===== Provided records =====

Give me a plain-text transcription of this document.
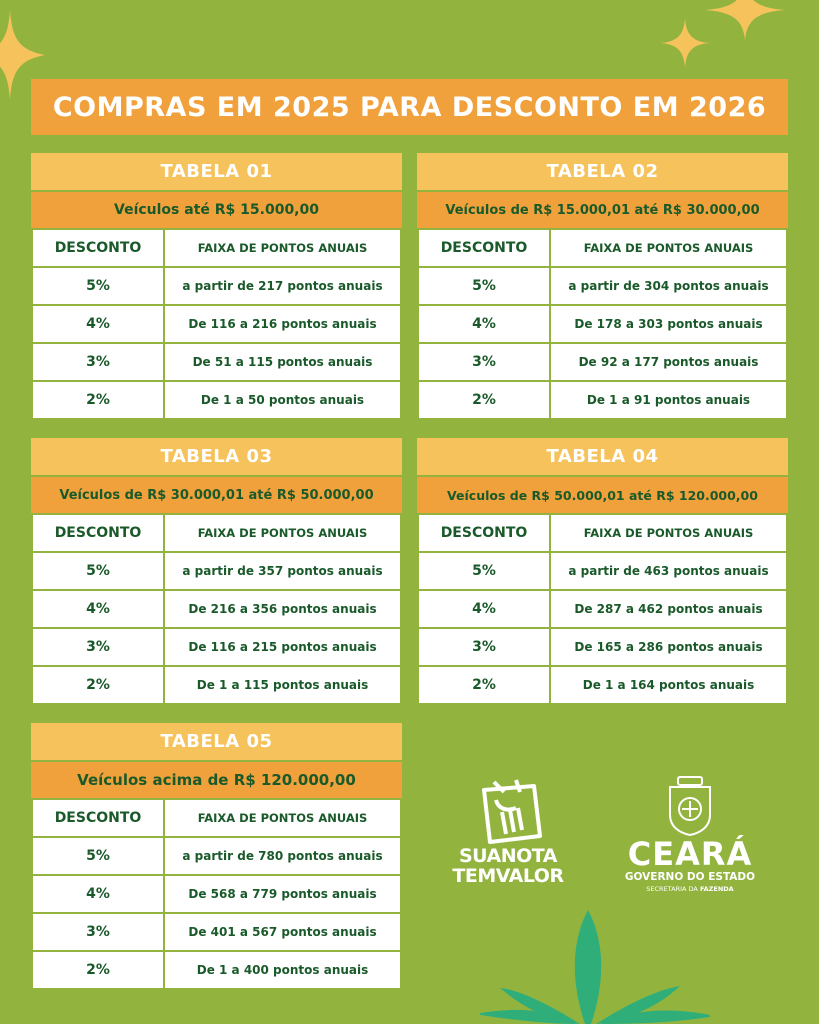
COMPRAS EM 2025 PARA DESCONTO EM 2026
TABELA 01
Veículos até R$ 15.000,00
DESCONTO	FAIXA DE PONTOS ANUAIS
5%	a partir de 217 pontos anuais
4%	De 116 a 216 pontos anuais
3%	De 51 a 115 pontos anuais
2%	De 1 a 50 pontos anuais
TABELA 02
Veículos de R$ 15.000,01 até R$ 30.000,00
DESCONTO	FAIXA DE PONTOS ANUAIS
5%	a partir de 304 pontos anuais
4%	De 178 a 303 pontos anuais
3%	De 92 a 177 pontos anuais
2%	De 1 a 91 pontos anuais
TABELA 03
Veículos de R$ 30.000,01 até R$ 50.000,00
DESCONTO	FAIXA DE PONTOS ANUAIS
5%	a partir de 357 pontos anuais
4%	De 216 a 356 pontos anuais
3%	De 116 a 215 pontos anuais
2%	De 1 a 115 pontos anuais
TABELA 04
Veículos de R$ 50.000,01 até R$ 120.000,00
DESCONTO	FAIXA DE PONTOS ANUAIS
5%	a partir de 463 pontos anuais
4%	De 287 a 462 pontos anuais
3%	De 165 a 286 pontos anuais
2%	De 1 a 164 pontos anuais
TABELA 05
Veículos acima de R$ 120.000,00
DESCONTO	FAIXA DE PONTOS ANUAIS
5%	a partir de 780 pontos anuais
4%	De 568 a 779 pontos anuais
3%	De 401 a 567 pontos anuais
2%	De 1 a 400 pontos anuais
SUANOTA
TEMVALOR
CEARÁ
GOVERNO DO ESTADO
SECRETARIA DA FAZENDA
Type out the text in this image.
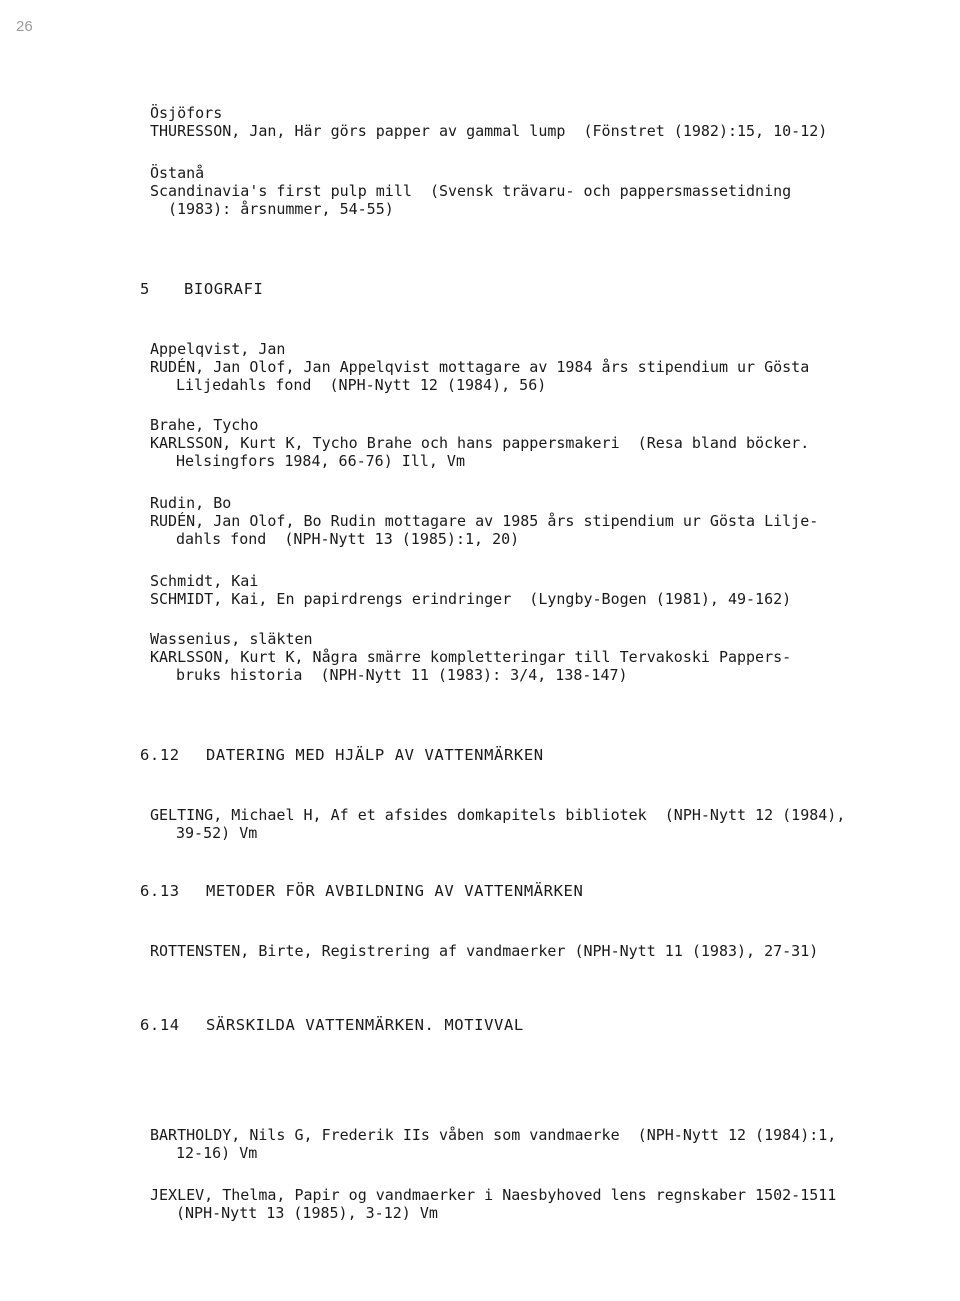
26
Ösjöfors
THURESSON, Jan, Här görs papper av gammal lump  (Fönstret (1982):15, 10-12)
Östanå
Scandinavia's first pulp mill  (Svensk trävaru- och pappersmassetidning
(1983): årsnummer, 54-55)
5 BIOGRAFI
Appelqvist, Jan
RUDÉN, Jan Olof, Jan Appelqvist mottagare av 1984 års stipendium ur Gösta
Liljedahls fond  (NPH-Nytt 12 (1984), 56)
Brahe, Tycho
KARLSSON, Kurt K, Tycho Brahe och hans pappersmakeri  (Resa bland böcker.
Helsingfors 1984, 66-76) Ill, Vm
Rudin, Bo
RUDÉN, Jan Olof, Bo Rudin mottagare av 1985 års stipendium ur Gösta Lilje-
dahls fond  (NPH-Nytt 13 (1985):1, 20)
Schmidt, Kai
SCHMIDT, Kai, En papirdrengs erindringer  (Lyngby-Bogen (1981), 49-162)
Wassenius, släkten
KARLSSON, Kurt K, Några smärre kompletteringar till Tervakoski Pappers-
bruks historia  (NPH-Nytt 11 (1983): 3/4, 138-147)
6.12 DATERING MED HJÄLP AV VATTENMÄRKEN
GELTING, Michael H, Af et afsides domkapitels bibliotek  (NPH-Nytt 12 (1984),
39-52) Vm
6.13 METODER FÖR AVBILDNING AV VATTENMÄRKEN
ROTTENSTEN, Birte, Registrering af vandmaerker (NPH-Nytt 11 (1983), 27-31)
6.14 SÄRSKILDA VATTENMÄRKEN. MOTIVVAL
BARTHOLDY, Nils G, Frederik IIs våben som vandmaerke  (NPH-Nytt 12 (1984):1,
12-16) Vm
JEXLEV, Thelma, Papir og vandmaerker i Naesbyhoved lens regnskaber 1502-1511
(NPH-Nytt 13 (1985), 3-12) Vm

=====

_Work to complete_.
Pictures are to be left out; repeat all the remaining data exactly.

_Result of the task_.
Give me a plain-text transcription of this document.
COMPRAS EM 2025 PARA DESCONTO EM 2026
TABELA 01
Veículos até R$ 15.000,00
DESCONTO	FAIXA DE PONTOS ANUAIS
5%	a partir de 217 pontos anuais
4%	De 116 a 216 pontos anuais
3%	De 51 a 115 pontos anuais
2%	De 1 a 50 pontos anuais
TABELA 02
Veículos de R$ 15.000,01 até R$ 30.000,00
DESCONTO	FAIXA DE PONTOS ANUAIS
5%	a partir de 304 pontos anuais
4%	De 178 a 303 pontos anuais
3%	De 92 a 177 pontos anuais
2%	De 1 a 91 pontos anuais
TABELA 03
Veículos de R$ 30.000,01 até R$ 50.000,00
DESCONTO	FAIXA DE PONTOS ANUAIS
5%	a partir de 357 pontos anuais
4%	De 216 a 356 pontos anuais
3%	De 116 a 215 pontos anuais
2%	De 1 a 115 pontos anuais
TABELA 04
Veículos de R$ 50.000,01 até R$ 120.000,00
DESCONTO	FAIXA DE PONTOS ANUAIS
5%	a partir de 463 pontos anuais
4%	De 287 a 462 pontos anuais
3%	De 165 a 286 pontos anuais
2%	De 1 a 164 pontos anuais
TABELA 05
Veículos acima de R$ 120.000,00
DESCONTO	FAIXA DE PONTOS ANUAIS
5%	a partir de 780 pontos anuais
4%	De 568 a 779 pontos anuais
3%	De 401 a 567 pontos anuais
2%	De 1 a 400 pontos anuais
SUANOTA
TEMVALOR
CEARÁ
GOVERNO DO ESTADO
SECRETARIA DA FAZENDA
Type out the text in this image.
26
Ösjöfors
THURESSON, Jan, Här görs papper av gammal lump  (Fönstret (1982):15, 10-12)
Östanå
Scandinavia's first pulp mill  (Svensk trävaru- och pappersmassetidning
(1983): årsnummer, 54-55)
5 BIOGRAFI
Appelqvist, Jan
RUDÉN, Jan Olof, Jan Appelqvist mottagare av 1984 års stipendium ur Gösta
Liljedahls fond  (NPH-Nytt 12 (1984), 56)
Brahe, Tycho
KARLSSON, Kurt K, Tycho Brahe och hans pappersmakeri  (Resa bland böcker.
Helsingfors 1984, 66-76) Ill, Vm
Rudin, Bo
RUDÉN, Jan Olof, Bo Rudin mottagare av 1985 års stipendium ur Gösta Lilje-
dahls fond  (NPH-Nytt 13 (1985):1, 20)
Schmidt, Kai
SCHMIDT, Kai, En papirdrengs erindringer  (Lyngby-Bogen (1981), 49-162)
Wassenius, släkten
KARLSSON, Kurt K, Några smärre kompletteringar till Tervakoski Pappers-
bruks historia  (NPH-Nytt 11 (1983): 3/4, 138-147)
6.12 DATERING MED HJÄLP AV VATTENMÄRKEN
GELTING, Michael H, Af et afsides domkapitels bibliotek  (NPH-Nytt 12 (1984),
39-52) Vm
6.13 METODER FÖR AVBILDNING AV VATTENMÄRKEN
ROTTENSTEN, Birte, Registrering af vandmaerker (NPH-Nytt 11 (1983), 27-31)
6.14 SÄRSKILDA VATTENMÄRKEN. MOTIVVAL
BARTHOLDY, Nils G, Frederik IIs våben som vandmaerke  (NPH-Nytt 12 (1984):1,
12-16) Vm
JEXLEV, Thelma, Papir og vandmaerker i Naesbyhoved lens regnskaber 1502-1511
(NPH-Nytt 13 (1985), 3-12) Vm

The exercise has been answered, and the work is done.